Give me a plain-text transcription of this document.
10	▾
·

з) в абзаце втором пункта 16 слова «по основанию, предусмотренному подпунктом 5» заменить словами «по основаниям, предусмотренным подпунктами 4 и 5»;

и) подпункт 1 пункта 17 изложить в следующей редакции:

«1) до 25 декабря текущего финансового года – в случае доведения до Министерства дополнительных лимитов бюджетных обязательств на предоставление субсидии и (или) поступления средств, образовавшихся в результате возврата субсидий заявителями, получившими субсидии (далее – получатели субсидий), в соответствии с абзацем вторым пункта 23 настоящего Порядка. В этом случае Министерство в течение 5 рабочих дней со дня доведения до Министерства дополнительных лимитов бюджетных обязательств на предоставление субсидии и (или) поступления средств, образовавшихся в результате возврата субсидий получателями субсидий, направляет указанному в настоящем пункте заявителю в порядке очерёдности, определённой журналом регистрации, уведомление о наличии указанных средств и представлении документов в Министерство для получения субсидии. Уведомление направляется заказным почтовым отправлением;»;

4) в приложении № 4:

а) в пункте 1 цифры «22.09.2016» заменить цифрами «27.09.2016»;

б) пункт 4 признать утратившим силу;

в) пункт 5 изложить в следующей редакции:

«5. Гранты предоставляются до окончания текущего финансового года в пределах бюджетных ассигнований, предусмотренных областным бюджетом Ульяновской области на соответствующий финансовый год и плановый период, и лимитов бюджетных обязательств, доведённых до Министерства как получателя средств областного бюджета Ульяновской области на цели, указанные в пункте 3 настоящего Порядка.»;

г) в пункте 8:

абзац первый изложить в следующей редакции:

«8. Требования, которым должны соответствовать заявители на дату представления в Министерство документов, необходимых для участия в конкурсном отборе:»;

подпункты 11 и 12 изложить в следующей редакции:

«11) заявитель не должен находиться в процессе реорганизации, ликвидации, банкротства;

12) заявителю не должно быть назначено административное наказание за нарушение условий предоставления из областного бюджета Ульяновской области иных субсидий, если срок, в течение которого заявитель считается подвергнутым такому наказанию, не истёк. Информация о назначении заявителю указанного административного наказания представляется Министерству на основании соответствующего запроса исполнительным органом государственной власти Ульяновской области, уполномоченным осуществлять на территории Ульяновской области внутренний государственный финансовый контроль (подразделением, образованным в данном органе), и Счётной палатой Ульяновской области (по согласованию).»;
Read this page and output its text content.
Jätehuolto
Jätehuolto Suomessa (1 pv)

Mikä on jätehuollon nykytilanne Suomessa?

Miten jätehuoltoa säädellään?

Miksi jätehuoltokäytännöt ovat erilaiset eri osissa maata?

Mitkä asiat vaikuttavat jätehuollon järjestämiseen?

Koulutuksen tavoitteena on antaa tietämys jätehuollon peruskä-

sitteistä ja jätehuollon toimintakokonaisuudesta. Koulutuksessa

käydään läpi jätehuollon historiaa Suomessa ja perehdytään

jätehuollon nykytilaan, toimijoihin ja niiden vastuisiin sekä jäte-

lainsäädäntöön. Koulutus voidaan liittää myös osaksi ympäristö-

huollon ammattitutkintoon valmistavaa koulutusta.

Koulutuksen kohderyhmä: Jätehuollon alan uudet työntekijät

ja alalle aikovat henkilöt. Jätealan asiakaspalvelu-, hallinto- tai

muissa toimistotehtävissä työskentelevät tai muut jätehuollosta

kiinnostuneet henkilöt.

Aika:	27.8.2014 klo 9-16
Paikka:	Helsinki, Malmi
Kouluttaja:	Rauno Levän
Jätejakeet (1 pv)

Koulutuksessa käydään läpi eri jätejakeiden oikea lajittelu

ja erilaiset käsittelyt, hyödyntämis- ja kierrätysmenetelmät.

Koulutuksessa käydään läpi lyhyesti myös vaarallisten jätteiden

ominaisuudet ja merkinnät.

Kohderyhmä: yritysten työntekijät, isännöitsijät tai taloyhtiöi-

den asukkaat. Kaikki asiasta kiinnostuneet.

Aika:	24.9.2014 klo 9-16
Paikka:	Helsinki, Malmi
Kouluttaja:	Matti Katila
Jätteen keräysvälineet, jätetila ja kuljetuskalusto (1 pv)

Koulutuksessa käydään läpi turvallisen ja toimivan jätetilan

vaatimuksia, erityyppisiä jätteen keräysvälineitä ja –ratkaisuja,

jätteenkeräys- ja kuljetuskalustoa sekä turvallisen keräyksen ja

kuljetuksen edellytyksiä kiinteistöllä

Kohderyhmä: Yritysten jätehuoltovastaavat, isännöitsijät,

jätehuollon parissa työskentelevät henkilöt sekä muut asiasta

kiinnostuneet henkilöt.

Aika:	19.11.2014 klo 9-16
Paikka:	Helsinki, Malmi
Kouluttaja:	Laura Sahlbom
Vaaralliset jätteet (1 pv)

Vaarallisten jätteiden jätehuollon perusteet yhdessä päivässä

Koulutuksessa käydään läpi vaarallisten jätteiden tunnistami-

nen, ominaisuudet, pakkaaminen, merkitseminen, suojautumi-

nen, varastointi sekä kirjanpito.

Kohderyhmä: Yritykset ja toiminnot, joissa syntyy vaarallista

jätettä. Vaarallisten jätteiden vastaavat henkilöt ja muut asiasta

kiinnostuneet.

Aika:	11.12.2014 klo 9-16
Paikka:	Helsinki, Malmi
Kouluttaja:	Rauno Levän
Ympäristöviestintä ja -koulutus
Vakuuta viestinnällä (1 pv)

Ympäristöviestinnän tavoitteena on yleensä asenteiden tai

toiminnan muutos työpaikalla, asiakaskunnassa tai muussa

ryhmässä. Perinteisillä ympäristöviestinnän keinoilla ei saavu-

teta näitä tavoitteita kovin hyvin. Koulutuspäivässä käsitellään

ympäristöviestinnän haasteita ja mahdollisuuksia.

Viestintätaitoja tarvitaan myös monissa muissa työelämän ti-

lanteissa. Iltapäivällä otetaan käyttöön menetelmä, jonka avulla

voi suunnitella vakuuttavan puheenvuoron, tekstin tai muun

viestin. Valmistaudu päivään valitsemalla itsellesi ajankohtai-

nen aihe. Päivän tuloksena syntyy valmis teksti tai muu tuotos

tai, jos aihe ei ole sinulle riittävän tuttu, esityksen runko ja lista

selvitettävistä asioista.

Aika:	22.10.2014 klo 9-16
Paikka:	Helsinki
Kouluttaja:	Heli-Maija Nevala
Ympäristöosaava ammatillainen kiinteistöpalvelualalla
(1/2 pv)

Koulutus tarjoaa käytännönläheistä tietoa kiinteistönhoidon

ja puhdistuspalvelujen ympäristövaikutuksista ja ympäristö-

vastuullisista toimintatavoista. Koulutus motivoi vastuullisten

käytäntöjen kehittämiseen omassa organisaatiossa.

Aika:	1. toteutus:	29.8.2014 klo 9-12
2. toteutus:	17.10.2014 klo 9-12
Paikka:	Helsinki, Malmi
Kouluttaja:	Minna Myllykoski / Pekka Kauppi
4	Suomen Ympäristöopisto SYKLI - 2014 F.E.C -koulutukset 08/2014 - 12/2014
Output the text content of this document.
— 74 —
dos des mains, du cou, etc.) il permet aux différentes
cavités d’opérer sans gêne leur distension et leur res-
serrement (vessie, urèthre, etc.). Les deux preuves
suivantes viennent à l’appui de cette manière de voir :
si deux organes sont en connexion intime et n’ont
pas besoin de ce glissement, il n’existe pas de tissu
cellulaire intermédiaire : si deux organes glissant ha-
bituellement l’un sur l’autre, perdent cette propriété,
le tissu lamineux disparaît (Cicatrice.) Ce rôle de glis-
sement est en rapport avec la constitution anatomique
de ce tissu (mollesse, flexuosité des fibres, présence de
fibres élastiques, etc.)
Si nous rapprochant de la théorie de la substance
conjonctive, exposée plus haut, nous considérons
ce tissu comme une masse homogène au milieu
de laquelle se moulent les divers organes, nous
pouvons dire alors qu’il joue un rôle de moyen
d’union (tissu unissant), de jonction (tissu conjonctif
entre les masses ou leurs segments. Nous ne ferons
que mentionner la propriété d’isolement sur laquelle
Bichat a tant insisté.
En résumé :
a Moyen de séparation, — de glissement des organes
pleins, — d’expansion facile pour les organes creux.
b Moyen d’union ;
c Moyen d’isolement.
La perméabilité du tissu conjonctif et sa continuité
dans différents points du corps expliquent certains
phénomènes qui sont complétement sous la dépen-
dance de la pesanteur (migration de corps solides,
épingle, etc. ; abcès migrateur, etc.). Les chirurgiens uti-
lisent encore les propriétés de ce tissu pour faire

TASK PROMPT:
Using the listing above, show each line holding the string "työskentelevät".

REPLY TO THE EXERCISE:
muissa toimistotehtävissä työskentelevät tai muut jätehuollosta
jätehuollon parissa työskentelevät henkilöt sekä muut asiasta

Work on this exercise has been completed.